──────── Task material

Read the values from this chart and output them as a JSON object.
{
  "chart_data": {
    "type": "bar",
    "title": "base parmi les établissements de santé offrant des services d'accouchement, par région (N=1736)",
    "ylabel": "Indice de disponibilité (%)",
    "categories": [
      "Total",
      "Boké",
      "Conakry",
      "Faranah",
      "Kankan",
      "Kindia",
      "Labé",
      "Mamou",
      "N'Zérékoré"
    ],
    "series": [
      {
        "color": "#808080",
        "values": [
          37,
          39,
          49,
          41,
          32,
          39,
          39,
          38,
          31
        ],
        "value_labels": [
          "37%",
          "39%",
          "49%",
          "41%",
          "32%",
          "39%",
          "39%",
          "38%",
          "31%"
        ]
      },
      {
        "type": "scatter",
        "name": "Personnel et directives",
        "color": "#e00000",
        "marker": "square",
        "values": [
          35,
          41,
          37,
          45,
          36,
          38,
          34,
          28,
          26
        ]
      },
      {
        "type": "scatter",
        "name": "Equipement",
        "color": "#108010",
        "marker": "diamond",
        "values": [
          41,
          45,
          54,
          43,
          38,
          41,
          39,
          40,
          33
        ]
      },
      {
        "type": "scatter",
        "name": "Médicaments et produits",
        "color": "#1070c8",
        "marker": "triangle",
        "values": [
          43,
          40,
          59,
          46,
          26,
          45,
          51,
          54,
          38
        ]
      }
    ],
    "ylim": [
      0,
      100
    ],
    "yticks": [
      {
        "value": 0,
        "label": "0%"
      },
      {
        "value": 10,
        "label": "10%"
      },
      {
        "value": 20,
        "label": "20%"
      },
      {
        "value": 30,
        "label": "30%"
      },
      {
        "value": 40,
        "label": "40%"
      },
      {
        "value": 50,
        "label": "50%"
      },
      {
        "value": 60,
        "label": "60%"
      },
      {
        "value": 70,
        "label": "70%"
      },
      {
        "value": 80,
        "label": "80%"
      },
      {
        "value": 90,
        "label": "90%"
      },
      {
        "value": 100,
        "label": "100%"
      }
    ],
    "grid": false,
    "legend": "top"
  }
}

────────────────

_Short problem:_ Where does the word "marker" appear in the listing? List each line that holds it.

_Full response:_
        "marker": "square",
        "marker": "diamond",
        "marker": "triangle",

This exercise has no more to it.